- [Element placement data]
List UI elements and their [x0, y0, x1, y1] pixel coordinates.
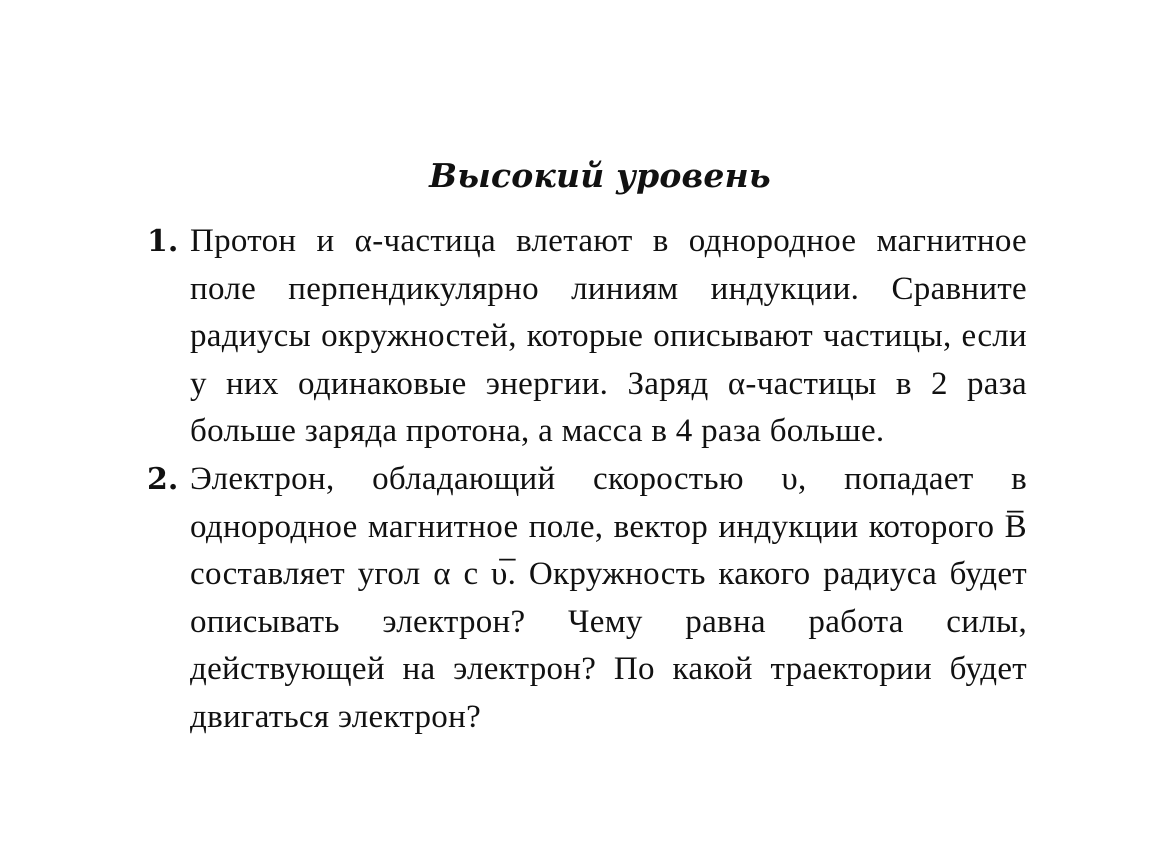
problem-list — [147, 218, 1027, 742]
problem-item — [147, 218, 1027, 456]
section-heading: Высокий уровень — [429, 156, 771, 195]
problem-number: 2. — [147, 461, 179, 497]
problem-number: 1. — [147, 224, 179, 259]
problem-text: Протон и α-частица влетают в однородное магнитное поле перпендикулярно линиям индукции. Сравните радиусы окружностей, которые описывают частицы, если у них одинаковые энергии. Заряд α-частицы в 2 раза больше заряда протона, а масса в 4 раза больше. — [190, 223, 1027, 450]
problem-item — [147, 456, 1027, 742]
problem-text: Электрон, обладающий скоростью υ, попадает в однородное магнитное поле, вектор индукции которого B̅ составляет угол α с υ̅. Окружность какого радиуса будет описывать электрон? Чему равна работа силы, действующей на электрон? По какой траектории будет двигаться электрон? — [190, 460, 1027, 735]
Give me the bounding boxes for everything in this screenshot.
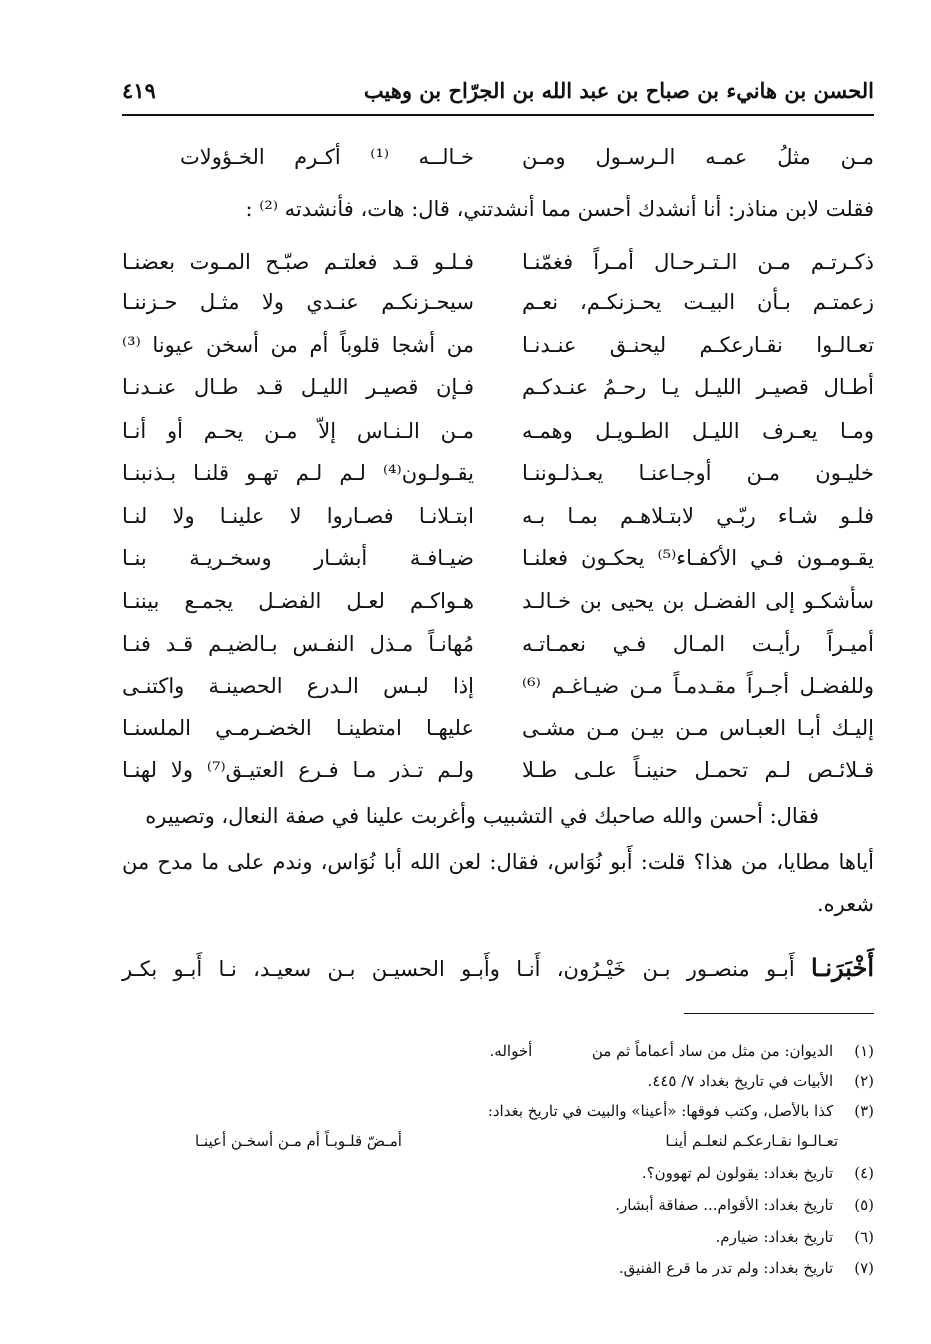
footnote-3 [488,1096,874,1126]
poem-verse-4-first: أطـال قصيـر الليـل يـا رحـمُ عنـدكـم [522,375,874,399]
poem-verse-9-second: هـواكـم لعـل الفضـل يجمـع بيننـا [122,589,474,613]
page-number: ٤١٩ [122,78,156,103]
poem-verse-10-first: أميـراً رأيـت المـال فـي نعمـاتـه [522,632,874,656]
opening-verse-second-hemistich: خـالــه ⁽¹⁾ أكـرم الخـؤولات [180,145,474,169]
footnote-number: (٦) [854,1228,874,1246]
poem-verse-4-second: فـإن قصيـر الليـل قـد طـال عنـدنـا [122,375,474,399]
poem-verse-3-second: من أشجا قلوباً أم من أسخن عيونا ⁽³⁾ [122,333,474,357]
poem-verse-2-second: سيحـزنكـم عنـدي ولا مثـل حـزننـا [122,290,474,314]
footnote-number: (٧) [854,1259,874,1277]
poem-verse-3-first: تعـالـوا نقـارعكـم ليحنـق عنـدنـا [522,333,874,357]
footnote-2 [648,1066,874,1096]
footnote-number: (٣) [854,1102,874,1120]
opening-verse-first-hemistich: مـن مثلُ عمـه الـرسـول ومـن [522,145,874,169]
footnote-5 [615,1190,874,1220]
poem-verse-13-second: ولـم تـذر مـا فـرع العتيـق⁽⁷⁾ ولا لهنـا [122,758,475,782]
footnote-text: تاريخ بغداد: يقولون لم تهوون؟. [641,1164,834,1182]
poem-verse-6-second: يقـولـون⁽⁴⁾ لـم لـم تهـو قلنـا بـذنبنـا [122,461,474,485]
isnad-lead-word: أَخْبَرَنـا [810,953,874,982]
prose-line-3: شعره. [817,892,874,916]
poem-verse-10-second: مُهانـاً مـذل النفـس بـالضيـم قـد فنـا [122,632,474,656]
page-header [122,78,874,116]
footnote-3-verse-first: تعـالـوا نقـارعكـم لنعلـم أينـا [665,1132,838,1150]
footnote-3-verse-second: أمـضّ قلـوبـاً أم مـن أسخـن أعينـا [195,1132,402,1150]
poem-verse-11-first: وللفضـل أجـراً مقـدمـاً مـن ضيـاغـم ⁽⁶⁾ [522,674,874,698]
footnote-text: الديوان: من مثل من ساد أعماماً ثم من [591,1042,834,1060]
poem-verse-2-first: زعمتـم بـأن البيـت يحـزنكـم، نعـم [522,290,874,314]
poem-verse-12-second: عليهـا امتطينـا الخضـرمـي الملسنـا [122,716,474,740]
footnote-1 [490,1036,874,1066]
poem-verse-9-first: سأشكـو إلى الفضـل بن يحيى بن خـالـد [522,589,874,613]
prose-line-1: فقال: أحسن والله صاحبك في التشبيب وأغربت علينا في صفة النعال، وتصييره [145,804,819,828]
poem-verse-7-first: فلـو شـاء ربّـي لابتـلاهـم بمـا بـه [522,504,874,528]
prose-line-2: أياها مطايا، من هذا؟ قلت: أَبو نُوَاس، فقال: لعن الله أبا نُوَاس، وندم على ما مدح من [122,850,874,874]
poem-verse-11-second: إذا لبـس الـدرع الحصينـة واكتنـى [122,674,474,698]
poem-verse-5-second: مـن الـنـاس إلاّ مـن يحـم أو أنـا [122,419,474,443]
intro-line: فقلت لابن مناذر: أنا أنشدك أحسن مما أنشدتني، قال: هات، فأنشدته ⁽²⁾ : [245,197,874,221]
footnote-number: (١) [854,1042,874,1060]
footnote-text: تاريخ بغداد: ضيارم. [715,1228,834,1246]
poem-verse-6-first: خليـون مـن أوجـاعنـا يعـذلـوننـا [522,461,874,485]
poem-verse-8-second: ضيـافـة أبشـار وسخـريـة بنـا [122,546,474,570]
footnote-text: كذا بالأصل، وكتب فوقها: «أعينا» والبيت في تاريخ بغداد: [487,1102,834,1120]
footnote-6 [716,1222,874,1252]
footnote-text: تاريخ بغداد: ولم تدر ما قرع الفنيق. [618,1259,834,1277]
footnote-4 [642,1158,874,1188]
footnote-number: (٢) [854,1072,874,1090]
poem-verse-13-first: قـلائـص لـم تحمـل حنينـاً علـى طـلا [522,758,874,782]
poem-verse-1-first: ذكـرتـم مـن الـتـرحـال أمـراً فغمّنـا [522,250,874,274]
poem-verse-1-second: فـلـو قـد فعلتـم صبّـح المـوت بعضنـا [122,250,474,274]
footnote-number: (٤) [854,1164,874,1182]
poem-verse-12-first: إليـك أبـا العبـاس مـن بيـن مـن مشـى [522,716,874,740]
poem-verse-8-first: يقـومـون فـي الأكفـاء⁽⁵⁾ يحكـون فعلنـا [522,546,874,570]
isnad-text: أَبـو منصـور بـن خَيْـرُون، أَنـا وأَبـو الحسيـن بـن سعيـد، نـا أَبـو بكـر [122,957,795,981]
poem-verse-5-first: ومـا يعـرف الليـل الطـويـل وهمـه [522,419,874,443]
footnote-text-continuation: أخواله. [489,1042,533,1060]
footnote-number: (٥) [854,1196,874,1214]
footnote-text: تاريخ بغداد: الأقوام... صفاقة أبشار. [615,1196,834,1214]
footnote-text: الأبيات في تاريخ بغداد ٧/ ٤٤٥. [647,1072,834,1090]
isnad-line [122,948,874,989]
poem-verse-7-second: ابتـلانـا فصـاروا لا علينـا ولا لنـا [122,504,474,528]
footnote-divider [684,1013,874,1014]
running-head: الحسن بن هانيء بن صباح بن عبد الله بن الجرّاح بن وهيب [363,78,874,103]
footnote-7 [619,1253,874,1283]
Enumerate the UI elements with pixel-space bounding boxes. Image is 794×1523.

- [What to produce] Rewrite all of the material above as a numbered list, one item per line, omitting blank lines. Leave the pictures out.

- [Task solution]
1. List UI elements and their [x0, y0, x1, y1] pixel coordinates.
2. problem-list — [147, 218, 1027, 742]
3. problem-item — [147, 218, 1027, 456]
4. section-heading: Высокий уровень — [429, 156, 771, 195]
5. problem-number: 2. — [147, 461, 179, 497]
6. problem-number: 1. — [147, 224, 179, 259]
7. problem-text: Протон и α-частица влетают в однородное магнитное поле перпендикулярно линиям индукции. Сравните радиусы окружностей, которые описывают частицы, если у них одинаковые энергии. Заряд α-частицы в 2 раза больше заряда протона, а масса в 4 раза больше. — [190, 223, 1027, 450]
8. problem-item — [147, 456, 1027, 742]
9. problem-text: Электрон, обладающий скоростью υ, попадает в однородное магнитное поле, вектор индукции которого B̅ составляет угол α с υ̅. Окружность какого радиуса будет описывать электрон? Чему равна работа силы, действующей на электрон? По какой траектории будет двигаться электрон? — [190, 460, 1027, 735]
10. Give me the bounding boxes for everything in this screenshot.
11. footnote-3 [488,1096,874,1126]
12. poem-verse-4-first: أطـال قصيـر الليـل يـا رحـمُ عنـدكـم [522,375,874,399]
13. poem-verse-9-second: هـواكـم لعـل الفضـل يجمـع بيننـا [122,589,474,613]
14. page-number: ٤١٩ [122,78,156,103]
15. poem-verse-10-first: أميـراً رأيـت المـال فـي نعمـاتـه [522,632,874,656]
16. opening-verse-second-hemistich: خـالــه ⁽¹⁾ أكـرم الخـؤولات [180,145,474,169]
17. footnote-number: (٦) [854,1228,874,1246]
18. poem-verse-4-second: فـإن قصيـر الليـل قـد طـال عنـدنـا [122,375,474,399]
19. poem-verse-3-second: من أشجا قلوباً أم من أسخن عيونا ⁽³⁾ [122,333,474,357]
20. poem-verse-2-second: سيحـزنكـم عنـدي ولا مثـل حـزننـا [122,290,474,314]
21. footnote-number: (٧) [854,1259,874,1277]
22. poem-verse-3-first: تعـالـوا نقـارعكـم ليحنـق عنـدنـا [522,333,874,357]
23. footnote-2 [648,1066,874,1096]
24. footnote-number: (٣) [854,1102,874,1120]
25. opening-verse-first-hemistich: مـن مثلُ عمـه الـرسـول ومـن [522,145,874,169]
26. footnote-5 [615,1190,874,1220]
27. poem-verse-13-second: ولـم تـذر مـا فـرع العتيـق⁽⁷⁾ ولا لهنـا [122,758,475,782]
28. footnote-text: تاريخ بغداد: يقولون لم تهوون؟. [641,1164,834,1182]
29. poem-verse-6-second: يقـولـون⁽⁴⁾ لـم لـم تهـو قلنـا بـذنبنـا [122,461,474,485]
30. isnad-lead-word: أَخْبَرَنـا [810,953,874,982]
31. prose-line-3: شعره. [817,892,874,916]
32. poem-verse-10-second: مُهانـاً مـذل النفـس بـالضيـم قـد فنـا [122,632,474,656]
33. page-header [122,78,874,116]
34. footnote-3-verse-first: تعـالـوا نقـارعكـم لنعلـم أينـا [665,1132,838,1150]
35. footnote-3-verse-second: أمـضّ قلـوبـاً أم مـن أسخـن أعينـا [195,1132,402,1150]
36. poem-verse-11-first: وللفضـل أجـراً مقـدمـاً مـن ضيـاغـم ⁽⁶⁾ [522,674,874,698]
37. footnote-text: الديوان: من مثل من ساد أعماماً ثم من [591,1042,834,1060]
38. poem-verse-2-first: زعمتـم بـأن البيـت يحـزنكـم، نعـم [522,290,874,314]
39. poem-verse-12-second: عليهـا امتطينـا الخضـرمـي الملسنـا [122,716,474,740]
40. footnote-1 [490,1036,874,1066]
41. poem-verse-9-first: سأشكـو إلى الفضـل بن يحيى بن خـالـد [522,589,874,613]
42. prose-line-1: فقال: أحسن والله صاحبك في التشبيب وأغربت علينا في صفة النعال، وتصييره [145,804,819,828]
43. poem-verse-7-first: فلـو شـاء ربّـي لابتـلاهـم بمـا بـه [522,504,874,528]
44. prose-line-2: أياها مطايا، من هذا؟ قلت: أَبو نُوَاس، فقال: لعن الله أبا نُوَاس، وندم على ما مدح من [122,850,874,874]
45. poem-verse-11-second: إذا لبـس الـدرع الحصينـة واكتنـى [122,674,474,698]
46. poem-verse-5-second: مـن الـنـاس إلاّ مـن يحـم أو أنـا [122,419,474,443]
47. intro-line: فقلت لابن مناذر: أنا أنشدك أحسن مما أنشدتني، قال: هات، فأنشدته ⁽²⁾ : [245,197,874,221]
48. footnote-number: (١) [854,1042,874,1060]
49. footnote-text: تاريخ بغداد: ضيارم. [715,1228,834,1246]
50. poem-verse-6-first: خليـون مـن أوجـاعنـا يعـذلـوننـا [522,461,874,485]
51. poem-verse-8-second: ضيـافـة أبشـار وسخـريـة بنـا [122,546,474,570]
52. footnote-text: كذا بالأصل، وكتب فوقها: «أعينا» والبيت في تاريخ بغداد: [487,1102,834,1120]
53. footnote-6 [716,1222,874,1252]
54. footnote-text: تاريخ بغداد: ولم تدر ما قرع الفنيق. [618,1259,834,1277]
55. footnote-4 [642,1158,874,1188]
56. footnote-number: (٢) [854,1072,874,1090]
57. poem-verse-13-first: قـلائـص لـم تحمـل حنينـاً علـى طـلا [522,758,874,782]
58. poem-verse-1-first: ذكـرتـم مـن الـتـرحـال أمـراً فغمّنـا [522,250,874,274]
59. poem-verse-1-second: فـلـو قـد فعلتـم صبّـح المـوت بعضنـا [122,250,474,274]
60. footnote-number: (٤) [854,1164,874,1182]
61. poem-verse-12-first: إليـك أبـا العبـاس مـن بيـن مـن مشـى [522,716,874,740]
62. poem-verse-8-first: يقـومـون فـي الأكفـاء⁽⁵⁾ يحكـون فعلنـا [522,546,874,570]
63. isnad-text: أَبـو منصـور بـن خَيْـرُون، أَنـا وأَبـو الحسيـن بـن سعيـد، نـا أَبـو بكـر [122,957,795,981]
64. poem-verse-5-first: ومـا يعـرف الليـل الطـويـل وهمـه [522,419,874,443]
65. footnote-text-continuation: أخواله. [489,1042,533,1060]
66. footnote-number: (٥) [854,1196,874,1214]
67. footnote-text: تاريخ بغداد: الأقوام... صفاقة أبشار. [615,1196,834,1214]
68. footnote-text: الأبيات في تاريخ بغداد ٧/ ٤٤٥. [647,1072,834,1090]
69. isnad-line [122,948,874,989]
70. poem-verse-7-second: ابتـلانـا فصـاروا لا علينـا ولا لنـا [122,504,474,528]
71. footnote-divider [684,1013,874,1014]
72. running-head: الحسن بن هانيء بن صباح بن عبد الله بن الجرّاح بن وهيب [363,78,874,103]
73. footnote-7 [619,1253,874,1283]
74. Enumerate the UI elements with pixel-space bounding boxes. Image is 794×1523.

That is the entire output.